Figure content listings
________________________________________

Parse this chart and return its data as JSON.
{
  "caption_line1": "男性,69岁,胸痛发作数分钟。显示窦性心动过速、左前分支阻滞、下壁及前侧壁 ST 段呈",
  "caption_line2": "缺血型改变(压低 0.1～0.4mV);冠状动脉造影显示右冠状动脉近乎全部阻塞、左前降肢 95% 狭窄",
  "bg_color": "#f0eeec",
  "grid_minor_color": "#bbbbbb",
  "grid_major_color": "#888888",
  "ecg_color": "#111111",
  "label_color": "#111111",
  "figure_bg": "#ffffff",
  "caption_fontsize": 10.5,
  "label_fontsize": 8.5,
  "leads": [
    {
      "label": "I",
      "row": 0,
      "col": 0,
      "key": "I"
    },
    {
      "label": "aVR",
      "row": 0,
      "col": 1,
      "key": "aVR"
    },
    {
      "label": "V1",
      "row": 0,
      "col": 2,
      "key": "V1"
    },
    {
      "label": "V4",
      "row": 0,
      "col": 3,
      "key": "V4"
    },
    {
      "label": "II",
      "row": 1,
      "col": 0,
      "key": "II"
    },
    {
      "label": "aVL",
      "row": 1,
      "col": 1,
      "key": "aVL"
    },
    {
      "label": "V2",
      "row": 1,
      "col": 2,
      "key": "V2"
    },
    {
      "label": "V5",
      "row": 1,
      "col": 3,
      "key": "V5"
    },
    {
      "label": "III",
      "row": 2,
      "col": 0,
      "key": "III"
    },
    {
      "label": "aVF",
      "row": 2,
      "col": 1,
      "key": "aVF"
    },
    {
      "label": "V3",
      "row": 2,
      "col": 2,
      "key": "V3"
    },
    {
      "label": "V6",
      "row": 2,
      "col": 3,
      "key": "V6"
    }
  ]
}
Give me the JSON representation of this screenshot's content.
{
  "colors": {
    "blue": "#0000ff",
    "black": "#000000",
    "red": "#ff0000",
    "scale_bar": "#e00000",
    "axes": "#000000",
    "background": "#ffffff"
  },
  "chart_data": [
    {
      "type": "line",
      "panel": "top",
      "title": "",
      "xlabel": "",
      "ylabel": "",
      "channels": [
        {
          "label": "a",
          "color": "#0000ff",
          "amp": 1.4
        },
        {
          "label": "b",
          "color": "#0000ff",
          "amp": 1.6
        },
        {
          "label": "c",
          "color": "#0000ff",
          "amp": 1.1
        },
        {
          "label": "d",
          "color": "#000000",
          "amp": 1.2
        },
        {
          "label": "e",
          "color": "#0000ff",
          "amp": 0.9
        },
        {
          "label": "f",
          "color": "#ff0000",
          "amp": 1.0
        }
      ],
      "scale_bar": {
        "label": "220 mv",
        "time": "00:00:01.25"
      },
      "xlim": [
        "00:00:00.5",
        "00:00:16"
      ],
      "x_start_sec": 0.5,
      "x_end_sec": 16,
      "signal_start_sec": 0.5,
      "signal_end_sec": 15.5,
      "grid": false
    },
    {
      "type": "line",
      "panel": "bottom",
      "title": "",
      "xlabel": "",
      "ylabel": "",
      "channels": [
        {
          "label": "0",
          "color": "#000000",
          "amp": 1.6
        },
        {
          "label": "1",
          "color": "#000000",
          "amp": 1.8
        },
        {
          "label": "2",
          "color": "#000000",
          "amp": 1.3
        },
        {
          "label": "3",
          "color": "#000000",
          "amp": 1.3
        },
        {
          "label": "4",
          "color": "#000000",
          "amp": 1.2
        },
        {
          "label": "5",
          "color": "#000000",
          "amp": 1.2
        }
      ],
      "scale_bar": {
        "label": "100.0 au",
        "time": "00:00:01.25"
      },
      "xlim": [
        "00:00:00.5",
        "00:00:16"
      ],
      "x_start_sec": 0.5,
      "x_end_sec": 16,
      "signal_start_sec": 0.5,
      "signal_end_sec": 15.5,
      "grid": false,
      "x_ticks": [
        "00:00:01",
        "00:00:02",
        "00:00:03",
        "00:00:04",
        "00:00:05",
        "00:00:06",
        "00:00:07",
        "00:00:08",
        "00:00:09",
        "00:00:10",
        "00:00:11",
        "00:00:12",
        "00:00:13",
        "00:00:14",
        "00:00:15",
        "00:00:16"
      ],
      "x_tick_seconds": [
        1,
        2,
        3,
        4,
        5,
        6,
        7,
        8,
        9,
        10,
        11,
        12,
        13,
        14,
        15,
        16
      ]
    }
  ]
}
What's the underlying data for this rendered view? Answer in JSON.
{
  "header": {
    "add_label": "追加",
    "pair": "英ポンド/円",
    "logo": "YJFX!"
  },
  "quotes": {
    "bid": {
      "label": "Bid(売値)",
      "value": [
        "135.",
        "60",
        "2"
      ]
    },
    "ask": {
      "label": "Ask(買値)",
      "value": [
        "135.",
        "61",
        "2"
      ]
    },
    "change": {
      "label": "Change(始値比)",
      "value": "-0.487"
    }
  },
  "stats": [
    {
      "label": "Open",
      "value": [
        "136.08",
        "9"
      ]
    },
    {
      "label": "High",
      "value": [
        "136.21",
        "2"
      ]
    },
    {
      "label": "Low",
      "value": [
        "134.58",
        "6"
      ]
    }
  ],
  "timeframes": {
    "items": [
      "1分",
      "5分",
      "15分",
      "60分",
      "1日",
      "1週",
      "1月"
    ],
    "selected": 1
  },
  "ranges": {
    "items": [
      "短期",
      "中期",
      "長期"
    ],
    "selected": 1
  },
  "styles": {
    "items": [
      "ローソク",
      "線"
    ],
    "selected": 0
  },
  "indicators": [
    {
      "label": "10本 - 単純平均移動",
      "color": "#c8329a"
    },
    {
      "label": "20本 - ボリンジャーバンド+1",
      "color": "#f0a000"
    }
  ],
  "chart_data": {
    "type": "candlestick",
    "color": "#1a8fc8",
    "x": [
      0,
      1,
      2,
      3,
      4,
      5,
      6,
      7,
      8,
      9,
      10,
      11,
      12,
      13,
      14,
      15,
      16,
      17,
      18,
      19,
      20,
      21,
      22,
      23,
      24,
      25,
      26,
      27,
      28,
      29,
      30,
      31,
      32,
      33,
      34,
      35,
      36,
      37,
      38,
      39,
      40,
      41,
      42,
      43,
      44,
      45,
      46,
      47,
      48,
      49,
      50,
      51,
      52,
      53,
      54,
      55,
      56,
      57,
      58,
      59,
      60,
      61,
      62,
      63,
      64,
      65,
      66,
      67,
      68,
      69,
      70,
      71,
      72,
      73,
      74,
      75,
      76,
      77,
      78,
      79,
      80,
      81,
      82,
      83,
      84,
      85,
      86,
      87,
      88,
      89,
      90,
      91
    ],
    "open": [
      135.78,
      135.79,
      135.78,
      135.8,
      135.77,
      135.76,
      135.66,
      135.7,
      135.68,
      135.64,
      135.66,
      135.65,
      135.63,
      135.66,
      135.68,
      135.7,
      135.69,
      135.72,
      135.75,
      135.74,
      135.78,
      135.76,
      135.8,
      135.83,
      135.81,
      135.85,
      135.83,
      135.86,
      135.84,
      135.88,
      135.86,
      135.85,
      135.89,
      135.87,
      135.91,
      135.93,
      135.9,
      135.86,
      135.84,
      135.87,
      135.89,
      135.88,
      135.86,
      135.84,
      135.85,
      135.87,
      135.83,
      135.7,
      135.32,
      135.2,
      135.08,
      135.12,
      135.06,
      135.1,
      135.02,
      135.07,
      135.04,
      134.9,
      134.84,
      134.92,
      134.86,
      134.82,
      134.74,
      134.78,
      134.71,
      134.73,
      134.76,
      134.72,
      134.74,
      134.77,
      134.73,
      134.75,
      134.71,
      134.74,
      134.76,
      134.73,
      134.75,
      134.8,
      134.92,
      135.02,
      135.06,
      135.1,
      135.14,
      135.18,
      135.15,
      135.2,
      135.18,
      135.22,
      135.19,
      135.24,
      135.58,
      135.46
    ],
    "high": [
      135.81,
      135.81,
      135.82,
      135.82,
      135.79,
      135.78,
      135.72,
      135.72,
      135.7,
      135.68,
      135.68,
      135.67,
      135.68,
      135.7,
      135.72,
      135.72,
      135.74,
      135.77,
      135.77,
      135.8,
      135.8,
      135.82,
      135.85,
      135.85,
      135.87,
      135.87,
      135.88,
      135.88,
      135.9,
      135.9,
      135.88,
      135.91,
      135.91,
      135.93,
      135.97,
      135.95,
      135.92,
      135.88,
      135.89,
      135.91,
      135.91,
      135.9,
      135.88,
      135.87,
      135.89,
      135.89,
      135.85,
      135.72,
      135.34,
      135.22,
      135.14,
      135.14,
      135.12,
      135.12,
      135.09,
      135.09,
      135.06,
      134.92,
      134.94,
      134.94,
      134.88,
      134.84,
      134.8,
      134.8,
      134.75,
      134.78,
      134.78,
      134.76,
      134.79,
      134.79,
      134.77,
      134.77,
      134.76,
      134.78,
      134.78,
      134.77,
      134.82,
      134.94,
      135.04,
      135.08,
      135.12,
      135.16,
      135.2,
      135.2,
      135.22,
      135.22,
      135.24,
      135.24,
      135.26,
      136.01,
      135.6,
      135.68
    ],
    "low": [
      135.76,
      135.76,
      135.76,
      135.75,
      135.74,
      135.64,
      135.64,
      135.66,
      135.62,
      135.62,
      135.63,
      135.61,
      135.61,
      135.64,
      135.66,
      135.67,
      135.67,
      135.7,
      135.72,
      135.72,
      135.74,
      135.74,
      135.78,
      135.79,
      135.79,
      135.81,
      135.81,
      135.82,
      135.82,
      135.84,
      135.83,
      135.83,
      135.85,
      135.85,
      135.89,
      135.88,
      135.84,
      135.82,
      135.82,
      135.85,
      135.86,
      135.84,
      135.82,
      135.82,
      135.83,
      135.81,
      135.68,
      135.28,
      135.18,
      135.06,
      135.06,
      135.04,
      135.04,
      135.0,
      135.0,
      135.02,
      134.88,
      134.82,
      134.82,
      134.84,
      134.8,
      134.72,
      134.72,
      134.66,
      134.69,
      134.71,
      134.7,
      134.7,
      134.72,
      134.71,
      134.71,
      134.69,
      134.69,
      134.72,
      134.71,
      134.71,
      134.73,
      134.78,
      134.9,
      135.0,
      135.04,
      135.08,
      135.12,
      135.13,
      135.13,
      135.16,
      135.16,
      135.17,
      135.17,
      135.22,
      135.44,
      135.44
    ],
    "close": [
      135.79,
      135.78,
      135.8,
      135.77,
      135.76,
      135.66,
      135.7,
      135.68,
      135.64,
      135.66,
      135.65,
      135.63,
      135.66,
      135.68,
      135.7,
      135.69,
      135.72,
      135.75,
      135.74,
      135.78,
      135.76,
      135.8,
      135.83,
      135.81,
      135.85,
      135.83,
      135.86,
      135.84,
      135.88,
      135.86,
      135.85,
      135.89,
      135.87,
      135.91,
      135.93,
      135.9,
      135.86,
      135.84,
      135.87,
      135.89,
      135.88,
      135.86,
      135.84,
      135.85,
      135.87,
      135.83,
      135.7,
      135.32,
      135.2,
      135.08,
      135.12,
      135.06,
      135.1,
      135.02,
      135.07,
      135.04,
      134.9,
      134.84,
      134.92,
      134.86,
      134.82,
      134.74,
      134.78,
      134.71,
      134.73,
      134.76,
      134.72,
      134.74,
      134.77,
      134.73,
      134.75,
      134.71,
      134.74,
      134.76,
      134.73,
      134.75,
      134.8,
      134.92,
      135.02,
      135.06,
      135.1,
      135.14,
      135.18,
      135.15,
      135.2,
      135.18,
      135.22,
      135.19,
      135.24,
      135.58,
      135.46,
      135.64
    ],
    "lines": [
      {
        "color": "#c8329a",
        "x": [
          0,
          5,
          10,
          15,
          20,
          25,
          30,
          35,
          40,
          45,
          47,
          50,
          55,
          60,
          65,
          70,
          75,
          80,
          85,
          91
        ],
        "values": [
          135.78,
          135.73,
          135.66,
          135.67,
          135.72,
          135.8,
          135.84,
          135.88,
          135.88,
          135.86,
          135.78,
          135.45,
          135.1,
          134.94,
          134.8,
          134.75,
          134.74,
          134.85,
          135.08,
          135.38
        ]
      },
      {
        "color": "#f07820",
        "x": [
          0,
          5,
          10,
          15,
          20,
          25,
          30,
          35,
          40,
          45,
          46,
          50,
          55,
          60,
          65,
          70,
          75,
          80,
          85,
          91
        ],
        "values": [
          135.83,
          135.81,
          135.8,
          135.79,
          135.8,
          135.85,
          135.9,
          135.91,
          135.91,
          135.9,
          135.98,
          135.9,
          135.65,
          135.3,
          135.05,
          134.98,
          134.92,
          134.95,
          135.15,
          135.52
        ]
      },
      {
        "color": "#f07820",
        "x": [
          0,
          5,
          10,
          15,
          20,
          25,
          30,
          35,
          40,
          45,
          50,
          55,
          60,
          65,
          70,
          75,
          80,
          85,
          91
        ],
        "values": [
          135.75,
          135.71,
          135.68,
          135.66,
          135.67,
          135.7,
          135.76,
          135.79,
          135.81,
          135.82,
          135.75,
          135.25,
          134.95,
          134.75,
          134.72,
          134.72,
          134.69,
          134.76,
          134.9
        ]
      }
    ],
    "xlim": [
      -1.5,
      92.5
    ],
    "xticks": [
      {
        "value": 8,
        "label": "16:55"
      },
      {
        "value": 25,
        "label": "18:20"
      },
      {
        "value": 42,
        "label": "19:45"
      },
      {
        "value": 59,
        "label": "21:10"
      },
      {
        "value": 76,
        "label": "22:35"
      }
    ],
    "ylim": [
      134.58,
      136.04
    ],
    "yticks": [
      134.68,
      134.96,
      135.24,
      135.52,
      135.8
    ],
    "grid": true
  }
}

________________________________________

* _Aim of the task_
Out of the preceding entries, pull every line containing the string "ffffff".

* _Full output_
  "figure_bg": "#ffffff",
    "background": "#ffffff"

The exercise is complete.